(Data listing)
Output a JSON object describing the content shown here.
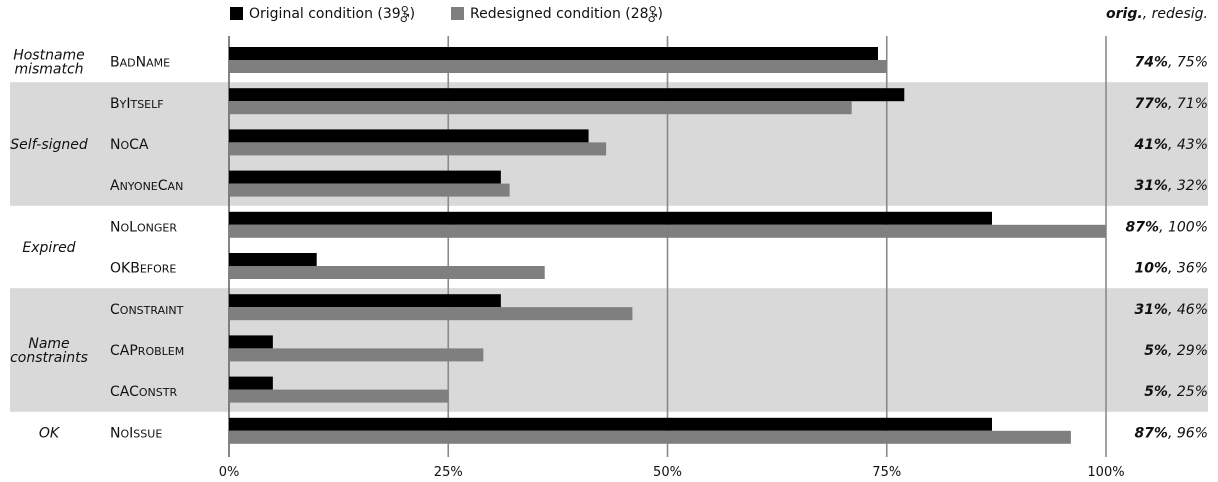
{
  "chart_data": {
    "type": "bar",
    "orientation": "horizontal",
    "xlim": [
      0,
      100
    ],
    "x_ticks": [
      "0%",
      "25%",
      "50%",
      "75%",
      "100%"
    ],
    "legend": {
      "placement": "top",
      "entries": [
        {
          "label": "Original condition (39",
          "suffix": ")",
          "color": "#000000"
        },
        {
          "label": "Redesigned condition (28",
          "suffix": ")",
          "color": "#7f7f7f"
        }
      ]
    },
    "right_header": {
      "orig": "orig.",
      "sep": ", ",
      "redesig": "redesig."
    },
    "groups": [
      {
        "lines": [
          "Hostname",
          "mismatch"
        ],
        "shaded": false,
        "rows": [
          0
        ]
      },
      {
        "lines": [
          "Self-signed"
        ],
        "shaded": true,
        "rows": [
          1,
          2,
          3
        ]
      },
      {
        "lines": [
          "Expired"
        ],
        "shaded": false,
        "rows": [
          4,
          5
        ]
      },
      {
        "lines": [
          "Name",
          "constraints"
        ],
        "shaded": true,
        "rows": [
          6,
          7,
          8
        ]
      },
      {
        "lines": [
          "OK"
        ],
        "shaded": false,
        "rows": [
          9
        ]
      }
    ],
    "categories": [
      [
        {
          "t": "B",
          "big": true
        },
        {
          "t": "AD",
          "big": false
        },
        {
          "t": "N",
          "big": true
        },
        {
          "t": "AME",
          "big": false
        }
      ],
      [
        {
          "t": "B",
          "big": true
        },
        {
          "t": "Y",
          "big": false
        },
        {
          "t": "I",
          "big": true
        },
        {
          "t": "TSELF",
          "big": false
        }
      ],
      [
        {
          "t": "N",
          "big": true
        },
        {
          "t": "O",
          "big": false
        },
        {
          "t": "CA",
          "big": true
        }
      ],
      [
        {
          "t": "A",
          "big": true
        },
        {
          "t": "NYONE",
          "big": false
        },
        {
          "t": "C",
          "big": true
        },
        {
          "t": "AN",
          "big": false
        }
      ],
      [
        {
          "t": "N",
          "big": true
        },
        {
          "t": "O",
          "big": false
        },
        {
          "t": "L",
          "big": true
        },
        {
          "t": "ONGER",
          "big": false
        }
      ],
      [
        {
          "t": "OKB",
          "big": true
        },
        {
          "t": "EFORE",
          "big": false
        }
      ],
      [
        {
          "t": "C",
          "big": true
        },
        {
          "t": "ONSTRAINT",
          "big": false
        }
      ],
      [
        {
          "t": "CAP",
          "big": true
        },
        {
          "t": "ROBLEM",
          "big": false
        }
      ],
      [
        {
          "t": "CAC",
          "big": true
        },
        {
          "t": "ONSTR",
          "big": false
        }
      ],
      [
        {
          "t": "N",
          "big": true
        },
        {
          "t": "O",
          "big": false
        },
        {
          "t": "I",
          "big": true
        },
        {
          "t": "SSUE",
          "big": false
        }
      ]
    ],
    "series": [
      {
        "name": "Original condition",
        "color": "#000000",
        "values": [
          74,
          77,
          41,
          31,
          87,
          10,
          31,
          5,
          5,
          87
        ]
      },
      {
        "name": "Redesigned condition",
        "color": "#7f7f7f",
        "values": [
          75,
          71,
          43,
          32,
          100,
          36,
          46,
          29,
          25,
          96
        ]
      }
    ],
    "value_labels": {
      "orig": [
        "74%",
        "77%",
        "41%",
        "31%",
        "87%",
        "10%",
        "31%",
        "5%",
        "5%",
        "87%"
      ],
      "redesig": [
        "75%",
        "71%",
        "43%",
        "32%",
        "100%",
        "36%",
        "46%",
        "29%",
        "25%",
        "96%"
      ]
    },
    "colors": {
      "shade": "#d9d9d9",
      "grid": "#8a8a8a"
    }
  }
}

(Written task)
Quote every line of the records above exactly; no picture is to be copied.

(Output of the exercise)
Output a JSON object describing the content shown here.
{
  "chart_data": {
    "type": "bar",
    "orientation": "horizontal",
    "xlim": [
      0,
      100
    ],
    "x_ticks": [
      "0%",
      "25%",
      "50%",
      "75%",
      "100%"
    ],
    "legend": {
      "placement": "top",
      "entries": [
        {
          "label": "Original condition (39",
          "suffix": ")",
          "color": "#000000"
        },
        {
          "label": "Redesigned condition (28",
          "suffix": ")",
          "color": "#7f7f7f"
        }
      ]
    },
    "right_header": {
      "orig": "orig.",
      "sep": ", ",
      "redesig": "redesig."
    },
    "groups": [
      {
        "lines": [
          "Hostname",
          "mismatch"
        ],
        "shaded": false,
        "rows": [
          0
        ]
      },
      {
        "lines": [
          "Self-signed"
        ],
        "shaded": true,
        "rows": [
          1,
          2,
          3
        ]
      },
      {
        "lines": [
          "Expired"
        ],
        "shaded": false,
        "rows": [
          4,
          5
        ]
      },
      {
        "lines": [
          "Name",
          "constraints"
        ],
        "shaded": true,
        "rows": [
          6,
          7,
          8
        ]
      },
      {
        "lines": [
          "OK"
        ],
        "shaded": false,
        "rows": [
          9
        ]
      }
    ],
    "categories": [
      [
        {
          "t": "B",
          "big": true
        },
        {
          "t": "AD",
          "big": false
        },
        {
          "t": "N",
          "big": true
        },
        {
          "t": "AME",
          "big": false
        }
      ],
      [
        {
          "t": "B",
          "big": true
        },
        {
          "t": "Y",
          "big": false
        },
        {
          "t": "I",
          "big": true
        },
        {
          "t": "TSELF",
          "big": false
        }
      ],
      [
        {
          "t": "N",
          "big": true
        },
        {
          "t": "O",
          "big": false
        },
        {
          "t": "CA",
          "big": true
        }
      ],
      [
        {
          "t": "A",
          "big": true
        },
        {
          "t": "NYONE",
          "big": false
        },
        {
          "t": "C",
          "big": true
        },
        {
          "t": "AN",
          "big": false
        }
      ],
      [
        {
          "t": "N",
          "big": true
        },
        {
          "t": "O",
          "big": false
        },
        {
          "t": "L",
          "big": true
        },
        {
          "t": "ONGER",
          "big": false
        }
      ],
      [
        {
          "t": "OKB",
          "big": true
        },
        {
          "t": "EFORE",
          "big": false
        }
      ],
      [
        {
          "t": "C",
          "big": true
        },
        {
          "t": "ONSTRAINT",
          "big": false
        }
      ],
      [
        {
          "t": "CAP",
          "big": true
        },
        {
          "t": "ROBLEM",
          "big": false
        }
      ],
      [
        {
          "t": "CAC",
          "big": true
        },
        {
          "t": "ONSTR",
          "big": false
        }
      ],
      [
        {
          "t": "N",
          "big": true
        },
        {
          "t": "O",
          "big": false
        },
        {
          "t": "I",
          "big": true
        },
        {
          "t": "SSUE",
          "big": false
        }
      ]
    ],
    "series": [
      {
        "name": "Original condition",
        "color": "#000000",
        "values": [
          74,
          77,
          41,
          31,
          87,
          10,
          31,
          5,
          5,
          87
        ]
      },
      {
        "name": "Redesigned condition",
        "color": "#7f7f7f",
        "values": [
          75,
          71,
          43,
          32,
          100,
          36,
          46,
          29,
          25,
          96
        ]
      }
    ],
    "value_labels": {
      "orig": [
        "74%",
        "77%",
        "41%",
        "31%",
        "87%",
        "10%",
        "31%",
        "5%",
        "5%",
        "87%"
      ],
      "redesig": [
        "75%",
        "71%",
        "43%",
        "32%",
        "100%",
        "36%",
        "46%",
        "29%",
        "25%",
        "96%"
      ]
    },
    "colors": {
      "shade": "#d9d9d9",
      "grid": "#8a8a8a"
    }
  }
}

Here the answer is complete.